**WHAT TO PRODUCE:** Extract every entry word for word.
-- start DATA SUPPLIED --
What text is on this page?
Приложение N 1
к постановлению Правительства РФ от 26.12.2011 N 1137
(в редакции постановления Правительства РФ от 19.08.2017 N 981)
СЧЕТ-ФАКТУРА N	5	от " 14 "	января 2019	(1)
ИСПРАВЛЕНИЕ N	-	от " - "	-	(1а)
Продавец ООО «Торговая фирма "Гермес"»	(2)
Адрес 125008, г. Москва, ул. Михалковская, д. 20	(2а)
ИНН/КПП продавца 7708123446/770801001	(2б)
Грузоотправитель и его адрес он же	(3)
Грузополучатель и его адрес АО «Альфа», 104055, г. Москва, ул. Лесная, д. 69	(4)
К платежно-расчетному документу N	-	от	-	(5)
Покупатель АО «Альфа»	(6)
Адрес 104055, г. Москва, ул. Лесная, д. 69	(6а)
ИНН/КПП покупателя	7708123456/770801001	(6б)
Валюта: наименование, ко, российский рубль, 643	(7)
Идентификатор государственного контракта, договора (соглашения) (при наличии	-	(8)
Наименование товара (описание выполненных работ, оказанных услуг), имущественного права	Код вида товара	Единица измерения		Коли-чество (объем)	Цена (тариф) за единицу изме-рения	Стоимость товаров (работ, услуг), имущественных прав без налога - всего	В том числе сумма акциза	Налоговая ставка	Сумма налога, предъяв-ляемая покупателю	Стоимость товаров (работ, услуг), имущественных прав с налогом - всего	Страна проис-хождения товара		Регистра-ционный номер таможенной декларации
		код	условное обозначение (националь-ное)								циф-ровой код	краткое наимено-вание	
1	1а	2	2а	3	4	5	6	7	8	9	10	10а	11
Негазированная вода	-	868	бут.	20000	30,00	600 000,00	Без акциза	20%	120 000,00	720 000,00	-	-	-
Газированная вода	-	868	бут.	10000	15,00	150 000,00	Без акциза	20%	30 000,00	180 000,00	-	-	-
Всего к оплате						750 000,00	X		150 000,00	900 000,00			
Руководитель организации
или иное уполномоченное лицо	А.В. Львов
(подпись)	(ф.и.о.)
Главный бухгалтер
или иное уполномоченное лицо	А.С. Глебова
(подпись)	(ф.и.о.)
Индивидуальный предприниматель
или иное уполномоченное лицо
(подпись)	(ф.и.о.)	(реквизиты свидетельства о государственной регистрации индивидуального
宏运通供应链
-- end DATA SUPPLIED --
**CORRECT OUTPUT:**
What text is on this page?
Приложение N 1
к постановлению Правительства РФ от 26.12.2011 N 1137
(в редакции постановления Правительства РФ от 19.08.2017 N 981)
СЧЕТ-ФАКТУРА N	5	от " 14 "	января 2019	(1)
ИСПРАВЛЕНИЕ N	-	от " - "	-	(1а)
Продавец ООО «Торговая фирма "Гермес"»	(2)
Адрес 125008, г. Москва, ул. Михалковская, д. 20	(2а)
ИНН/КПП продавца 7708123446/770801001	(2б)
Грузоотправитель и его адрес он же	(3)
Грузополучатель и его адрес АО «Альфа», 104055, г. Москва, ул. Лесная, д. 69	(4)
К платежно-расчетному документу N	-	от	-	(5)
Покупатель АО «Альфа»	(6)
Адрес 104055, г. Москва, ул. Лесная, д. 69	(6а)
ИНН/КПП покупателя	7708123456/770801001	(6б)
Валюта: наименование, ко, российский рубль, 643	(7)
Идентификатор государственного контракта, договора (соглашения) (при наличии	-	(8)
Наименование товара (описание выполненных работ, оказанных услуг), имущественного права	Код вида товара	Единица измерения		Коли-чество (объем)	Цена (тариф) за единицу изме-рения	Стоимость товаров (работ, услуг), имущественных прав без налога - всего	В том числе сумма акциза	Налоговая ставка	Сумма налога, предъяв-ляемая покупателю	Стоимость товаров (работ, услуг), имущественных прав с налогом - всего	Страна проис-хождения товара		Регистра-ционный номер таможенной декларации
		код	условное обозначение (националь-ное)								циф-ровой код	краткое наимено-вание	
1	1а	2	2а	3	4	5	6	7	8	9	10	10а	11
Негазированная вода	-	868	бут.	20000	30,00	600 000,00	Без акциза	20%	120 000,00	720 000,00	-	-	-
Газированная вода	-	868	бут.	10000	15,00	150 000,00	Без акциза	20%	30 000,00	180 000,00	-	-	-
Всего к оплате						750 000,00	X		150 000,00	900 000,00			
Руководитель организации
или иное уполномоченное лицо	А.В. Львов
(подпись)	(ф.и.о.)
Главный бухгалтер
или иное уполномоченное лицо	А.С. Глебова
(подпись)	(ф.и.о.)
Индивидуальный предприниматель
или иное уполномоченное лицо
(подпись)	(ф.и.о.)	(реквизиты свидетельства о государственной регистрации индивидуального
宏运通供应链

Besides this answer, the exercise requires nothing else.